Search the data for the string "text" and gather each line it is in.

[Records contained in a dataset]
-*-*-

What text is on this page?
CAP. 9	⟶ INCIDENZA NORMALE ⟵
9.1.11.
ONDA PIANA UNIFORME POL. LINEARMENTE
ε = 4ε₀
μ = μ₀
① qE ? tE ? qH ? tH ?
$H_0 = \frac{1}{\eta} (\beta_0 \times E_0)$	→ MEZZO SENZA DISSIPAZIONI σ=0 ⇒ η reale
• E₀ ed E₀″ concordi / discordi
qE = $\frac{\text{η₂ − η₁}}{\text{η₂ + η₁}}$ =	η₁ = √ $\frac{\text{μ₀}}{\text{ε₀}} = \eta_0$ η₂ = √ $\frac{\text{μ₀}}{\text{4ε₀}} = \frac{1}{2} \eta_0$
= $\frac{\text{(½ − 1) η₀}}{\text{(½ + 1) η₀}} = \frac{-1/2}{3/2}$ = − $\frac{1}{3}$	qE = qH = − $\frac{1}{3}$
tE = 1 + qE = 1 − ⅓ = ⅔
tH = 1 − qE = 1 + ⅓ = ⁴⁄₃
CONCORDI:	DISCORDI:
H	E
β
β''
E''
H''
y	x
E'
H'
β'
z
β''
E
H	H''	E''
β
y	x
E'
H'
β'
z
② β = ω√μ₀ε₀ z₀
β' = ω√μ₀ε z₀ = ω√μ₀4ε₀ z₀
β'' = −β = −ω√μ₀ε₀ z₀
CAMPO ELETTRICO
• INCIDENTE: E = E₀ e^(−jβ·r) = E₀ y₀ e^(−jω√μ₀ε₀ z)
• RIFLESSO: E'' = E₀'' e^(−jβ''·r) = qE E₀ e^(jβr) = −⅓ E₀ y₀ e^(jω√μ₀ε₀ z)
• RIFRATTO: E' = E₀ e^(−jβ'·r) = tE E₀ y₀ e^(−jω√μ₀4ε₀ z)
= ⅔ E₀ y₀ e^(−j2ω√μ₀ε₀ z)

-*-*-

**REPLY TO THE EXERCISE**
What text is on this page?
qE = $\frac{\text{η₂ − η₁}}{\text{η₂ + η₁}}$ =	η₁ = √ $\frac{\text{μ₀}}{\text{ε₀}} = \eta_0$ η₂ = √ $\frac{\text{μ₀}}{\text{4ε₀}} = \frac{1}{2} \eta_0$
= $\frac{\text{(½ − 1) η₀}}{\text{(½ + 1) η₀}} = \frac{-1/2}{3/2}$ = − $\frac{1}{3}$	qE = qH = − $\frac{1}{3}$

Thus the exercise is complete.